▶ How to complete this task
In the records that follow, show each line where the word "name" is present.
++++ Dataset entries ++++
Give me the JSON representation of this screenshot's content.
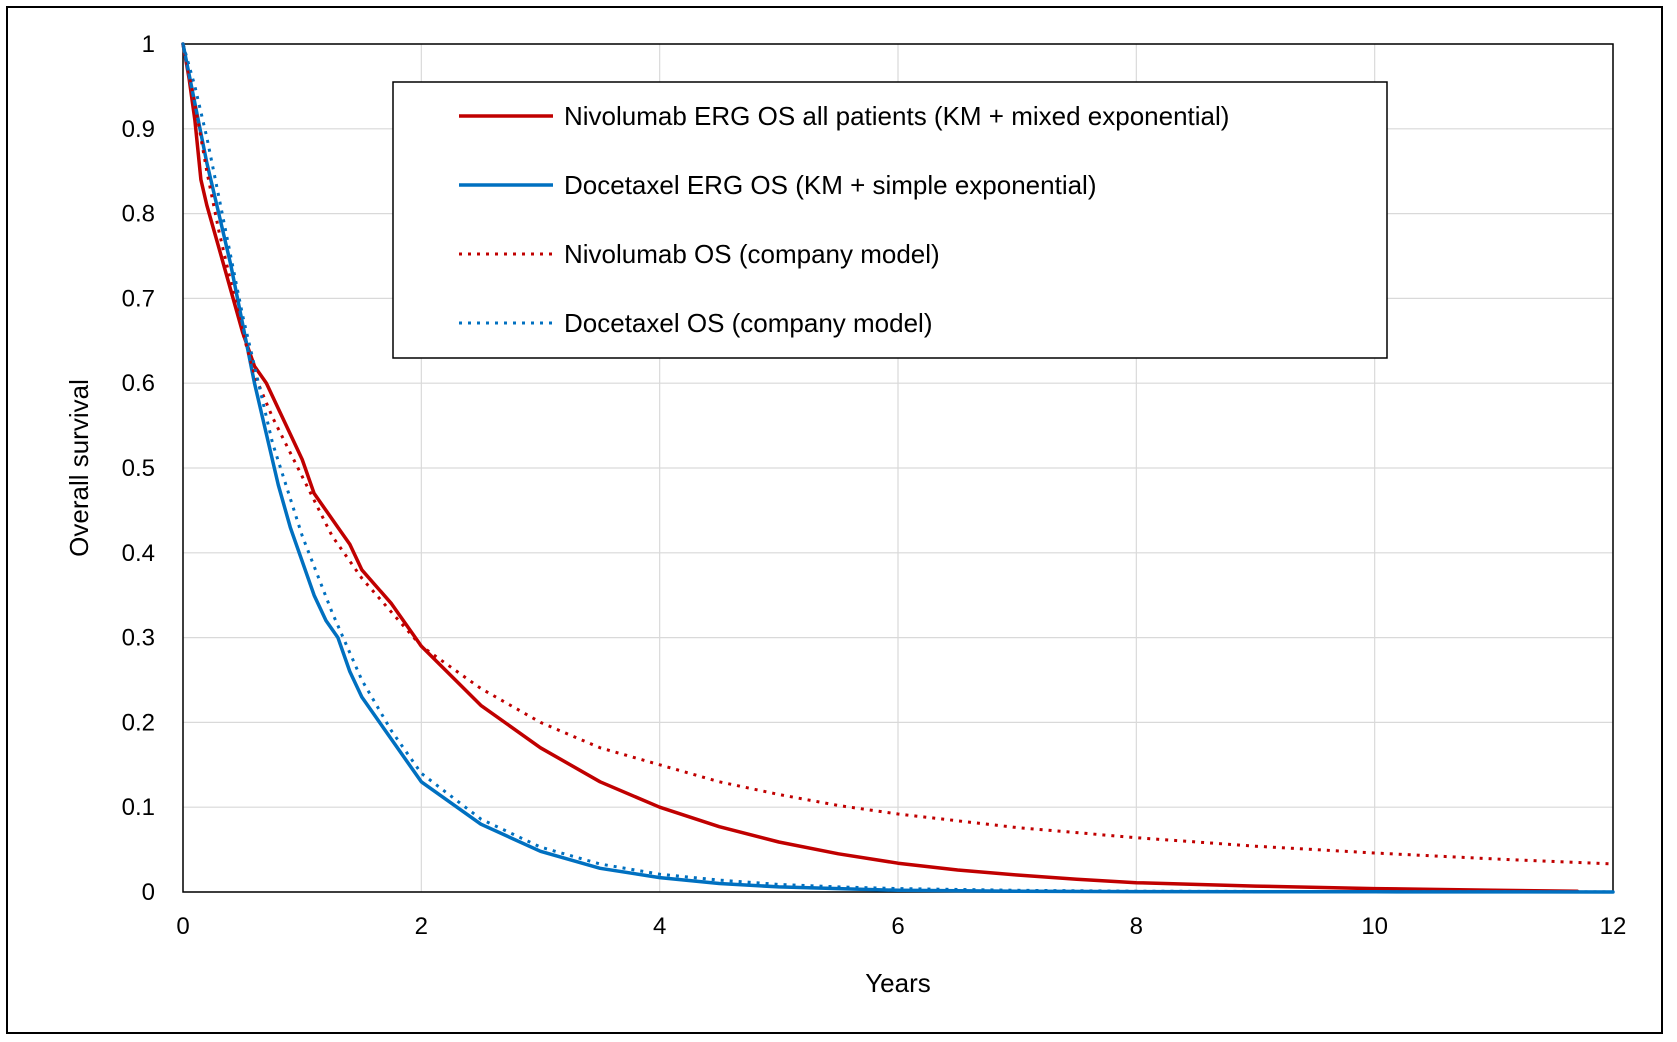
{
  "chart_data": {
    "type": "line",
    "title": "",
    "xlabel": "Years",
    "ylabel": "Overall survival",
    "xlim": [
      0,
      12
    ],
    "ylim": [
      0,
      1
    ],
    "x_ticks": [
      0,
      2,
      4,
      6,
      8,
      10,
      12
    ],
    "y_ticks": [
      0,
      0.1,
      0.2,
      0.3,
      0.4,
      0.5,
      0.6,
      0.7,
      0.8,
      0.9,
      1
    ],
    "y_tick_labels": [
      "0",
      "0.1",
      "0.2",
      "0.3",
      "0.4",
      "0.5",
      "0.6",
      "0.7",
      "0.8",
      "0.9",
      "1"
    ],
    "grid": true,
    "legend_position": "top-center",
    "series": [
      {
        "name": "Nivolumab ERG OS all patients (KM + mixed exponential)",
        "color": "#c00000",
        "style": "solid",
        "x": [
          0,
          0.05,
          0.1,
          0.15,
          0.2,
          0.3,
          0.4,
          0.5,
          0.6,
          0.7,
          0.8,
          0.9,
          1.0,
          1.1,
          1.2,
          1.3,
          1.4,
          1.5,
          1.75,
          2.0,
          2.5,
          3.0,
          3.5,
          4.0,
          4.5,
          5.0,
          5.5,
          6.0,
          6.5,
          7.0,
          7.5,
          8.0,
          9.0,
          10.0,
          11.0,
          11.7
        ],
        "y": [
          1.0,
          0.96,
          0.91,
          0.84,
          0.81,
          0.76,
          0.71,
          0.66,
          0.62,
          0.6,
          0.57,
          0.54,
          0.51,
          0.47,
          0.45,
          0.43,
          0.41,
          0.38,
          0.34,
          0.29,
          0.22,
          0.17,
          0.13,
          0.1,
          0.077,
          0.059,
          0.045,
          0.034,
          0.026,
          0.02,
          0.015,
          0.011,
          0.007,
          0.004,
          0.002,
          0.001
        ]
      },
      {
        "name": "Docetaxel ERG OS (KM + simple exponential)",
        "color": "#0070c0",
        "style": "solid",
        "x": [
          0,
          0.1,
          0.2,
          0.3,
          0.4,
          0.5,
          0.6,
          0.7,
          0.8,
          0.9,
          1.0,
          1.1,
          1.2,
          1.3,
          1.4,
          1.5,
          1.75,
          2.0,
          2.5,
          3.0,
          3.5,
          4.0,
          4.5,
          5.0,
          5.5,
          6.0,
          7.0,
          8.0,
          10.0,
          12.0
        ],
        "y": [
          1.0,
          0.93,
          0.86,
          0.8,
          0.74,
          0.67,
          0.6,
          0.54,
          0.48,
          0.43,
          0.39,
          0.35,
          0.32,
          0.3,
          0.26,
          0.23,
          0.18,
          0.13,
          0.08,
          0.048,
          0.028,
          0.017,
          0.01,
          0.006,
          0.004,
          0.002,
          0.001,
          0.0005,
          0.0002,
          0.0
        ]
      },
      {
        "name": "Nivolumab OS (company model)",
        "color": "#c00000",
        "style": "dotted",
        "x": [
          0,
          0.1,
          0.2,
          0.3,
          0.4,
          0.5,
          0.6,
          0.75,
          1.0,
          1.25,
          1.5,
          1.75,
          2.0,
          2.5,
          3.0,
          3.5,
          4.0,
          4.5,
          5.0,
          5.5,
          6.0,
          7.0,
          8.0,
          9.0,
          10.0,
          11.0,
          12.0
        ],
        "y": [
          1.0,
          0.93,
          0.85,
          0.78,
          0.72,
          0.66,
          0.61,
          0.56,
          0.49,
          0.42,
          0.37,
          0.33,
          0.29,
          0.24,
          0.2,
          0.17,
          0.15,
          0.13,
          0.115,
          0.102,
          0.092,
          0.076,
          0.064,
          0.054,
          0.046,
          0.039,
          0.033
        ]
      },
      {
        "name": "Docetaxel OS (company model)",
        "color": "#0070c0",
        "style": "dotted",
        "x": [
          0,
          0.1,
          0.2,
          0.3,
          0.4,
          0.5,
          0.6,
          0.75,
          1.0,
          1.25,
          1.5,
          1.75,
          2.0,
          2.5,
          3.0,
          3.5,
          4.0,
          4.5,
          5.0,
          5.5,
          6.0,
          7.0,
          8.0,
          10.0,
          12.0
        ],
        "y": [
          1.0,
          0.95,
          0.89,
          0.82,
          0.75,
          0.68,
          0.62,
          0.53,
          0.42,
          0.33,
          0.25,
          0.19,
          0.14,
          0.086,
          0.053,
          0.033,
          0.021,
          0.014,
          0.009,
          0.006,
          0.004,
          0.002,
          0.001,
          0.0003,
          0.0001
        ]
      }
    ]
  }
}
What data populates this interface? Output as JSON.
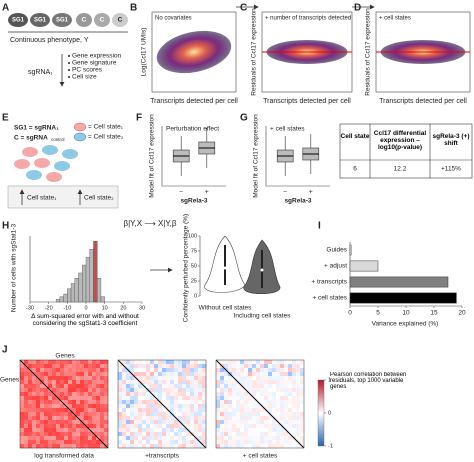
{
  "panels": {
    "a": {
      "label": "A",
      "guides": [
        "SG1",
        "SG1",
        "SG1"
      ],
      "controls": [
        "C",
        "C",
        "C"
      ],
      "phenotype": "Continuous phenotype, Y",
      "sgrna": "sgRNA₁",
      "readouts": [
        "Gene expression",
        "Gene signature",
        "PC scores",
        "Cell size"
      ]
    },
    "b": {
      "label": "B",
      "note": "No covariates",
      "ylabel": "Log(Ccl17 UMIs)",
      "xlabel": "Transcripts detected per cell"
    },
    "c": {
      "label": "C",
      "note": "+ number of transcripts detected",
      "ylabel": "Residuals of Ccl17 expression",
      "xlabel": "Transcripts detected per cell"
    },
    "d": {
      "label": "D",
      "note": "+ cell states",
      "ylabel": "Residuals of Ccl17 expression",
      "xlabel": "Transcripts detected per cell"
    },
    "e": {
      "label": "E",
      "key": [
        "SG1 = sgRNA₁",
        "C = sgRNA",
        "= Cell state₁",
        "= Cell state₂"
      ],
      "key_sub": "control",
      "states": [
        "Cell state₁",
        "Cell state₂"
      ]
    },
    "f": {
      "label": "F",
      "note": "Perturbation effect",
      "ylabel": "Model fit of Ccl17 expression",
      "ticks": [
        "–",
        "+"
      ],
      "xlabel": "sgRela-3"
    },
    "g": {
      "label": "G",
      "note": "+ cell states",
      "ylabel": "Model fit of Ccl17 expression",
      "ticks": [
        "–",
        "+"
      ],
      "xlabel": "sgRela-3"
    },
    "table": {
      "header": [
        "Cell state",
        "Ccl17 differential expression –log10(p-value)",
        "sgRela-3 (+) shift"
      ],
      "rows": [
        [
          "6",
          "12.2",
          "+115%"
        ]
      ]
    },
    "h": {
      "label": "H",
      "formula": "β|Y,X ⟶ X|Y,β",
      "ylabel": "Number of cells with sgStat1-3",
      "xlabel": "Δ sum-squared error with and without considering the sgStat1-3 coefficient",
      "bins": [
        -16,
        -14,
        -12,
        -10,
        -8,
        -6,
        -4,
        -2,
        0,
        2,
        4,
        6,
        8,
        10
      ],
      "counts": [
        1,
        2,
        3,
        5,
        7,
        9,
        11,
        14,
        17,
        20,
        23,
        9,
        2
      ],
      "ylim": [
        0,
        25
      ],
      "xlim": [
        -30,
        30
      ],
      "xticks": [
        -30,
        -20,
        -10,
        0,
        10,
        20,
        30
      ],
      "bar_color": "#b8b8b8",
      "highlight_color": "#c0504d",
      "highlight_bin": 10,
      "violin_ylabel": "Confidently perturbed percentage (%)",
      "violin_ylim": [
        0,
        100
      ],
      "violin_yticks": [
        0,
        25,
        50,
        75,
        100
      ],
      "violins": [
        "Without cell states",
        "Including cell states"
      ]
    },
    "i": {
      "label": "I",
      "categories": [
        "Guides",
        "+ adjust",
        "+ transcripts",
        "+ cell states"
      ],
      "values": [
        0.2,
        5,
        17.5,
        19
      ],
      "colors": [
        "#ffffff",
        "#d9d9d9",
        "#808080",
        "#000000"
      ],
      "xlim": [
        0,
        20
      ],
      "xticks": [
        0,
        5,
        10,
        15,
        20
      ],
      "xlabel": "Variance explained (%)"
    },
    "j": {
      "label": "J",
      "top": "Genes",
      "side": "Genes",
      "maps": [
        "log transformed data",
        "+transcripts",
        "+ cell states"
      ],
      "legend": "Pearson correlation between residuals, top 1000 variable genes",
      "ticks": [
        -1,
        0,
        1
      ],
      "clim": [
        -1,
        1
      ]
    }
  }
}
++++
▶ Written response
        "name": "Nivolumab ERG OS all patients (KM + mixed exponential)",
        "name": "Docetaxel ERG OS (KM + simple exponential)",
        "name": "Nivolumab OS (company model)",
        "name": "Docetaxel OS (company model)",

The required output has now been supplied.